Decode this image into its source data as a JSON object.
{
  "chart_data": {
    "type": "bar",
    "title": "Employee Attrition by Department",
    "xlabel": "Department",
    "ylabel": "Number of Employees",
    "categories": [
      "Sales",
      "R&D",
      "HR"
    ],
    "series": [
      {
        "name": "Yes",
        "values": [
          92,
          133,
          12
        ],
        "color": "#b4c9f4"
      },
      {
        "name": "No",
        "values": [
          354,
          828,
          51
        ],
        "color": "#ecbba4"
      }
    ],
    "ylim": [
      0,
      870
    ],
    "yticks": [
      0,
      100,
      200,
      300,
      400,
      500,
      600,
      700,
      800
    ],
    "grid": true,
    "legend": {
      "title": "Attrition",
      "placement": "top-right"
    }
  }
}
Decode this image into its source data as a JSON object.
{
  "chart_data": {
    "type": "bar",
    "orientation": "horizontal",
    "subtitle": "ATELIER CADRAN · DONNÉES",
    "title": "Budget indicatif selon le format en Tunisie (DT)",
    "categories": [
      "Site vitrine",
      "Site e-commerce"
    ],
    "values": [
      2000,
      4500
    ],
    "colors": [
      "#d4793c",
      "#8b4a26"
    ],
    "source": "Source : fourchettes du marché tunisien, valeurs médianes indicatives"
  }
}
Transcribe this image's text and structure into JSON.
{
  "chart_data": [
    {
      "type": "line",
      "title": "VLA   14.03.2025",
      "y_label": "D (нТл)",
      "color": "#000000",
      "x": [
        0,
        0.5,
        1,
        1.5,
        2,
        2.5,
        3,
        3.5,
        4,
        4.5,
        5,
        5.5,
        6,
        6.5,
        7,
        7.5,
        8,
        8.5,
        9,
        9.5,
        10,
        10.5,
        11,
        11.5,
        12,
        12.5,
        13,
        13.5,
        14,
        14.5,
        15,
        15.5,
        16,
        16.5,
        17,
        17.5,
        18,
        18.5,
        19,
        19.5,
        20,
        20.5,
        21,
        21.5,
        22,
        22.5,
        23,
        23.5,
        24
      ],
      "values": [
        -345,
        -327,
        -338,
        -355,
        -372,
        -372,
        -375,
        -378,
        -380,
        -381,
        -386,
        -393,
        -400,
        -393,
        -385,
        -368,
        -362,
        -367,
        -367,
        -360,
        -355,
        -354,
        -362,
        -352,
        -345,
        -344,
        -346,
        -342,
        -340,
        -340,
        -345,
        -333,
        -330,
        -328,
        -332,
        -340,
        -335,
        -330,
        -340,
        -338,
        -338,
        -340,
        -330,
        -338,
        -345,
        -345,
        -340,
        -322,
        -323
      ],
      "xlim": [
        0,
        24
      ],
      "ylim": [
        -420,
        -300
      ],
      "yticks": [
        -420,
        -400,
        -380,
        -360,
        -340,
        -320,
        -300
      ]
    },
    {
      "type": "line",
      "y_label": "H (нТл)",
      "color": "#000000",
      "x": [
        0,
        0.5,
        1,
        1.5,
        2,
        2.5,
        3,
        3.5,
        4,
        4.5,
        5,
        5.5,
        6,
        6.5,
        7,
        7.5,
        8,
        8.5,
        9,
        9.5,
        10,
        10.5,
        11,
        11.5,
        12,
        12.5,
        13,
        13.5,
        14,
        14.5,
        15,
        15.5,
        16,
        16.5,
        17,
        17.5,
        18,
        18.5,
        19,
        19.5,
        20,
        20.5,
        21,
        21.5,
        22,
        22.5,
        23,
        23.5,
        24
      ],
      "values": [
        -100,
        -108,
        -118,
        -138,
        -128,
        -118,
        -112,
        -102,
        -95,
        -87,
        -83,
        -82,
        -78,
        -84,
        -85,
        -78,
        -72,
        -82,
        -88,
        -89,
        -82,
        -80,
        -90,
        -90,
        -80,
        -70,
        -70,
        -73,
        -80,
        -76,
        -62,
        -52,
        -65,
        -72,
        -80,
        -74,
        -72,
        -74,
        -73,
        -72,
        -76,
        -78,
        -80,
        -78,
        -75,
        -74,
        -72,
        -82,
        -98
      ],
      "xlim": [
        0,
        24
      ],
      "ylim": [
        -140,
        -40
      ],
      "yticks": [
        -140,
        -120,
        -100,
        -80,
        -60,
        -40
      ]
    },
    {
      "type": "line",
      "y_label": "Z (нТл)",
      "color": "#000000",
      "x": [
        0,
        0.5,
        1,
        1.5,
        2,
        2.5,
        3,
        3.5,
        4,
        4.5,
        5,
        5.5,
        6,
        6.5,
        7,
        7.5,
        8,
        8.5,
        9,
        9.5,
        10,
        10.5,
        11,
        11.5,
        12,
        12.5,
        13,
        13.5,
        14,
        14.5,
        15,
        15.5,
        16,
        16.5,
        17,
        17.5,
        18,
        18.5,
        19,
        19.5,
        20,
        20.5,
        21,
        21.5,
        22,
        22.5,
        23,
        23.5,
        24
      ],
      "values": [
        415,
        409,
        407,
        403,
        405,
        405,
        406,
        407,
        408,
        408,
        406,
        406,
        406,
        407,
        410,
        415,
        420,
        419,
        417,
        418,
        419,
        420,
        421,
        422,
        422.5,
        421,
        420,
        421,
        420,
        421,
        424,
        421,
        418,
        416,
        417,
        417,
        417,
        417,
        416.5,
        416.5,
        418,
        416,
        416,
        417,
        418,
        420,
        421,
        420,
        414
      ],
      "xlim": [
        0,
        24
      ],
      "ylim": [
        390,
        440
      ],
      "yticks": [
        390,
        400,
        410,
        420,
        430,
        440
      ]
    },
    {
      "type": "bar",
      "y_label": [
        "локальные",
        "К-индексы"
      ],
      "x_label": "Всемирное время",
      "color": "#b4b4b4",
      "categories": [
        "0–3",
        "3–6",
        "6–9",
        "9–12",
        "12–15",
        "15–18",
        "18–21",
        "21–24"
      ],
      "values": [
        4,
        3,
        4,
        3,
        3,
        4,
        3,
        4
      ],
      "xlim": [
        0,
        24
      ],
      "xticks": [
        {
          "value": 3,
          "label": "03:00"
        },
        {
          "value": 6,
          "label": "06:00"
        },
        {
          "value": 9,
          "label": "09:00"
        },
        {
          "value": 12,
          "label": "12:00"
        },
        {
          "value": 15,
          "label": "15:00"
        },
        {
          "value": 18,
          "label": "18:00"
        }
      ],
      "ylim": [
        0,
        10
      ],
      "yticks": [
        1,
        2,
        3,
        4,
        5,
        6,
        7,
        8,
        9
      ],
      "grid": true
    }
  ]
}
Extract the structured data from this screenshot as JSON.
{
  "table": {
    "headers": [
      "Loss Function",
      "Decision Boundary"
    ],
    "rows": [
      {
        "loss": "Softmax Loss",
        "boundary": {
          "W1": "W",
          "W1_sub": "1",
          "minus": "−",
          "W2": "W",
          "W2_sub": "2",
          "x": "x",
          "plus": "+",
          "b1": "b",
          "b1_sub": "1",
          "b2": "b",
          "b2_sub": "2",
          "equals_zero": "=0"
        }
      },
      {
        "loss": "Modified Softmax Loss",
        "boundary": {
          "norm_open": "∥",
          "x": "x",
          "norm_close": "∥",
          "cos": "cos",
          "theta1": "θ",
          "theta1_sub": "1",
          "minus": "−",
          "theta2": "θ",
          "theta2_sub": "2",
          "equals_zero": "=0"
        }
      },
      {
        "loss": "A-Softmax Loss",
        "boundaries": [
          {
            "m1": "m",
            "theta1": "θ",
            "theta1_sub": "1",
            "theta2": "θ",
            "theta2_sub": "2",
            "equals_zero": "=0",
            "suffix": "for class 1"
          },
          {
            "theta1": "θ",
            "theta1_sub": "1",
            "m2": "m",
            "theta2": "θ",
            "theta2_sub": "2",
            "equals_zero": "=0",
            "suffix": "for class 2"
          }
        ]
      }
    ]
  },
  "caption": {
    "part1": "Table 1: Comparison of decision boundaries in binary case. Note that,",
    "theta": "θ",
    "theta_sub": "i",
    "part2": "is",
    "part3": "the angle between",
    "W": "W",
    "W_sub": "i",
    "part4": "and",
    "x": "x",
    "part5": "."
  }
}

= = = = =

(Your task) Return each line that includes "class".

(The completed task)
            "suffix": "for class 1"
            "suffix": "for class 2"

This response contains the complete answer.